#### Exercise aim:
Reproduce the passage on Scrabble dictionaries word for word, from "I mention all" up to and including "of its players.".

#### Study text:
But here is the problem.
Some years ago, semi-literates
began producing things called “Scrabble dictionaries”. They list all the words
which, says another set of busybodies, are acceptable in Scrabble according to
the game’s international ruling body – that is, the body which makes the rules
for those sad people who actually engage in public Scrabble competitions.
Such “Scrabble dictionaries” list
many words that are simply not words at all, or that are neologisms of such
recent coining as to still be in the slang category. They also include acronyms
many of which, naturally, defy the basic rule of English that the letter “Q”
must always be followed by the letter “U”. Should I be confronted with a player
who justifies a non-word on that basis that “it’s in the Scrabble dictionary”, I make a mental note not to play
with that person again.
Now it is bad enough that such
unreliable publications are taken as authoritative. But it is twice as bad
when, instead of using a dictionary simply to settle disputed spelling, a
player uses a dictionary to find out if a word exists, or to find out if
his/her tiles could actually form a word. Again, I have once or twice
encountered the grisly spectacle of a game halting while a person of limited
competence thumbs through a Scrabble dictionary in search of something vaguely
resembling a word, and then putting the said nonsense word on the board.
If the game is a game of skill,
then the skill comes largely from a player’s competence with words. If a player
has to look up a (dubious) dictionary to find out whether words exist, then
that player is declaring he/she does not have enough competence to be playing
the game in the first place. It is like looking up the answers in a quiz.
I mention all this because recently
I heard a radio item about somebody’s proposal that the whole scoring system of
Scrabble (especially the value assigned to letters) be overhauled. The argument
was that, for example, the value assigned to “Q” should be decreased because
there are now “many words” in which “Q” is not followed by “U”.
Actually, there aren’t.
There are only the dubious
coinings of the semi-literate Scrabble dictionaries.
What this all means is obvious
enough.
The game is being corrupted by
the illiteracy of its players.
Should the value of letters be
revised, I will insist on playing only with unrevised boards and tiles,
sticking with their original values. Should I be asked to approve slang,
abbreviation, proper noun or too-recent neologism, I will become physically
violent. And the only dictionary I will allow at my table when I play will be
the Oxford, solely for the purpose of checking disputed spellings.
If a word is not in that, then it
does not exist.
Hmmm, but the complete Oxford dictionary would have all those "non-words" like Qi. It would only be the shorter Oxford dictionary which would exclude them.
ReplyDeleteOver the past three decades the Oxford dictionary has been putting a lot of effort into recording words, rather than policing them. This means that if a word ends up in an english language scrabble dictionary, then it will end up in the Oxford dictionary too.
In that case I will insist on no Oxford dictionary later than about 1970. I'm aware that creeping illiteracy affects even prestigious publications [anybody who relies on a Webster's for either usage or spelling requires psychiatric treatment]. Pshaw! I say. In high dudgeon.
DeleteScrabble is one of the few board games can I enjoy but I take ages deciding what word to submit, and most of that time is taken up with bizarre, impossible words dutifully marshalling themselves in my head, then having to be jetissoned.
ReplyDeleteConsequently, people get annoyed playing with me.
There's also the humiliation of being beaten by people who submit dull words which snaffle all the triple word scores.
My father, who considered himself good at chess, gave up when his grandson beat him with his pawns.

#### Study material:
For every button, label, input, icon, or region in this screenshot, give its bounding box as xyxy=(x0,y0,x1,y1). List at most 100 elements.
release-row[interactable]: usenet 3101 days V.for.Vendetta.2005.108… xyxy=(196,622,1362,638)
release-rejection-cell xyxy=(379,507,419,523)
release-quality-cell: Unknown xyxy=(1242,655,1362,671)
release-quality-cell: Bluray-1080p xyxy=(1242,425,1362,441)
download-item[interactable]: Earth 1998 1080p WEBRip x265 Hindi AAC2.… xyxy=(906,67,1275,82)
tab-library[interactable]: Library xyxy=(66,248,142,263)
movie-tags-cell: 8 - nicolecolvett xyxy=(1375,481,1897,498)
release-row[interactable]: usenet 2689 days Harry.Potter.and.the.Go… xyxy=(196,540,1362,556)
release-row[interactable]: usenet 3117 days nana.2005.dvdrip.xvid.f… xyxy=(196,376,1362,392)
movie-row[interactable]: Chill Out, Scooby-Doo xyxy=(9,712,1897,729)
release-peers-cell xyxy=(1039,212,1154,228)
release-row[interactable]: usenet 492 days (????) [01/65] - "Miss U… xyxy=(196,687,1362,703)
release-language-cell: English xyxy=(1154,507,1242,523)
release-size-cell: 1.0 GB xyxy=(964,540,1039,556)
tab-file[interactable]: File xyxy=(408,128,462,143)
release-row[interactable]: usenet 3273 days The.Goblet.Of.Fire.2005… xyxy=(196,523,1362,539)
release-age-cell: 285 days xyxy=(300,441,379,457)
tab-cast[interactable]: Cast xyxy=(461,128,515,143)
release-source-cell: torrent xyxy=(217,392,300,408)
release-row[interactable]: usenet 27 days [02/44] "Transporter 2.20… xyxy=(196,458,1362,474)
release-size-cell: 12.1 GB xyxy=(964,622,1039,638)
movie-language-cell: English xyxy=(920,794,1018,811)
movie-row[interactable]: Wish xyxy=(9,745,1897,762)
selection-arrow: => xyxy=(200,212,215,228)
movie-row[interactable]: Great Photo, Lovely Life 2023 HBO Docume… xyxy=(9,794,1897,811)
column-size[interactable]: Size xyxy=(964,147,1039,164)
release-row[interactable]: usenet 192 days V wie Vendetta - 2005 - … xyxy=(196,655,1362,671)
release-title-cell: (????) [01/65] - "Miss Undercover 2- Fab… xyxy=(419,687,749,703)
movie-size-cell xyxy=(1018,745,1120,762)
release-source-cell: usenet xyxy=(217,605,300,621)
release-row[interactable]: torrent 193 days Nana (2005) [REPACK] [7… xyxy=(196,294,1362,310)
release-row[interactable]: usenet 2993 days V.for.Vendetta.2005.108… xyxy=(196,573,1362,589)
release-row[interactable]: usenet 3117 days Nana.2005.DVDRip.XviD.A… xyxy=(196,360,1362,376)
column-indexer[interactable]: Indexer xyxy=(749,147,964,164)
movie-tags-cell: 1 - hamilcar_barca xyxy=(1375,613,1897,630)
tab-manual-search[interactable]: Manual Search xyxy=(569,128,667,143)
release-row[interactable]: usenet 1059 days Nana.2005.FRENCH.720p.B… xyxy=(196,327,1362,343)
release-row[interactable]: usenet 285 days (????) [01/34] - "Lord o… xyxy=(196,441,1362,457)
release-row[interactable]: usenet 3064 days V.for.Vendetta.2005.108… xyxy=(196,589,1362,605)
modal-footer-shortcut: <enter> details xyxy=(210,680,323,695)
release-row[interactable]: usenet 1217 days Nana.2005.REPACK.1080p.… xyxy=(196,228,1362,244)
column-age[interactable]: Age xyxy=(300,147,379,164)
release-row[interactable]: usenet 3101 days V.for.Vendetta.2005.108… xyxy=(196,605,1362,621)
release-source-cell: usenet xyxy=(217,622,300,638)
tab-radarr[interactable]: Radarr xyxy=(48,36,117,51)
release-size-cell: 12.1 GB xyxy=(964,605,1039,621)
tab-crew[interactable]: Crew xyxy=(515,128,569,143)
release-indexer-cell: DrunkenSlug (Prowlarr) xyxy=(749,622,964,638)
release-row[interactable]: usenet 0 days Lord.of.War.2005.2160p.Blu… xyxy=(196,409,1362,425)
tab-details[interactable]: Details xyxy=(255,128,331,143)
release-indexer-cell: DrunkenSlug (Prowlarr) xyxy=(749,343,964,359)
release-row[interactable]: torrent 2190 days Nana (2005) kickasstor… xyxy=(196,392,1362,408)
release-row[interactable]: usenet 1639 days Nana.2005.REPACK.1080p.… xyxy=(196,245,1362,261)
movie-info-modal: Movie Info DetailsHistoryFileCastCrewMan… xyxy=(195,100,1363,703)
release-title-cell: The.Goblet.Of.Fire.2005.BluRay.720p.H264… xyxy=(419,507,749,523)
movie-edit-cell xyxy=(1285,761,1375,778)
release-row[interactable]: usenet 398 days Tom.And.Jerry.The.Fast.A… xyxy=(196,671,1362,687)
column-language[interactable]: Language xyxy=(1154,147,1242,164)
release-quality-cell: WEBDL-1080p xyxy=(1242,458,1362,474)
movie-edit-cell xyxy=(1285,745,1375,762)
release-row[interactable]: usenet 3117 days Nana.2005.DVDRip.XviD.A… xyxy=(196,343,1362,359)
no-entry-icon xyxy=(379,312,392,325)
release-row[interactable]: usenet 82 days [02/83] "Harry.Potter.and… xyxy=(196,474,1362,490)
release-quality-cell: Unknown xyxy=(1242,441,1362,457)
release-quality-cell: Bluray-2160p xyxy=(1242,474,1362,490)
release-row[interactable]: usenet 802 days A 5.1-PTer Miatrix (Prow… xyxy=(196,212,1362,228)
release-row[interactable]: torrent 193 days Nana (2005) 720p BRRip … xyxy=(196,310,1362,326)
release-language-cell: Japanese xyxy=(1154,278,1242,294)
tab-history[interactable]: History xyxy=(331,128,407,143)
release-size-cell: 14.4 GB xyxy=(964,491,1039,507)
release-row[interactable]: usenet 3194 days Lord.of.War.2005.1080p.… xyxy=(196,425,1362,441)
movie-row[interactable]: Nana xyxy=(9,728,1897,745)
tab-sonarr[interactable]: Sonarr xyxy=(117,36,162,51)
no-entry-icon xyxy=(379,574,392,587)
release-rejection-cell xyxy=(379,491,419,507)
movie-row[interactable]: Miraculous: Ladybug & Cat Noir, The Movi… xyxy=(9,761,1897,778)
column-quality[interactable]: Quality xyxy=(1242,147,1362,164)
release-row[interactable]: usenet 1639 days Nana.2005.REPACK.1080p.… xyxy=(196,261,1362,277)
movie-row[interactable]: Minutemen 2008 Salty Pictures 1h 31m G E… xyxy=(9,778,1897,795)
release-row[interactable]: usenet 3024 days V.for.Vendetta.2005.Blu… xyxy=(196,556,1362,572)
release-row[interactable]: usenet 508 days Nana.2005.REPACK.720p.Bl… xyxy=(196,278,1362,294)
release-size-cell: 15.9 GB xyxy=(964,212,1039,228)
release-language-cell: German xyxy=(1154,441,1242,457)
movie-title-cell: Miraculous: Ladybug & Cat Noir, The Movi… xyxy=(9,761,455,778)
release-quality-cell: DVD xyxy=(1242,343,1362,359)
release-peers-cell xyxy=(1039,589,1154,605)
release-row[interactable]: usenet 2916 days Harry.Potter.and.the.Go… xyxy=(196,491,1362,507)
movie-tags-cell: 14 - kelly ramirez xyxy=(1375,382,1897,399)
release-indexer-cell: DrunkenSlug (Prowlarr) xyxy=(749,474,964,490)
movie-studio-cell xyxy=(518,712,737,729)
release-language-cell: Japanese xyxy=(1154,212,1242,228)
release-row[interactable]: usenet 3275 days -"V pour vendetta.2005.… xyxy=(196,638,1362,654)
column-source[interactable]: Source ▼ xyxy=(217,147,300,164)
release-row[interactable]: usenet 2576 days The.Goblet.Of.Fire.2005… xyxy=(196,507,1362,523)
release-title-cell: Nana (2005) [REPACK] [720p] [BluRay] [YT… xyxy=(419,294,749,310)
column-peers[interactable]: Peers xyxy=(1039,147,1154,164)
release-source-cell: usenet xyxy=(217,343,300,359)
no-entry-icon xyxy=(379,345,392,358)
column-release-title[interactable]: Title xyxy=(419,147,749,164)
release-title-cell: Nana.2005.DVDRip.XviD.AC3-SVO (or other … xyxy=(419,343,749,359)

#### Expected answer:
I mention all this because recently
I heard a radio item about somebody’s proposal that the whole scoring system of
Scrabble (especially the value assigned to letters) be overhauled. The argument
was that, for example, the value assigned to “Q” should be decreased because
there are now “many words” in which “Q” is not followed by “U”.
Actually, there aren’t.
There are only the dubious
coinings of the semi-literate Scrabble dictionaries.
What this all means is obvious
enough.
The game is being corrupted by
the illiteracy of its players.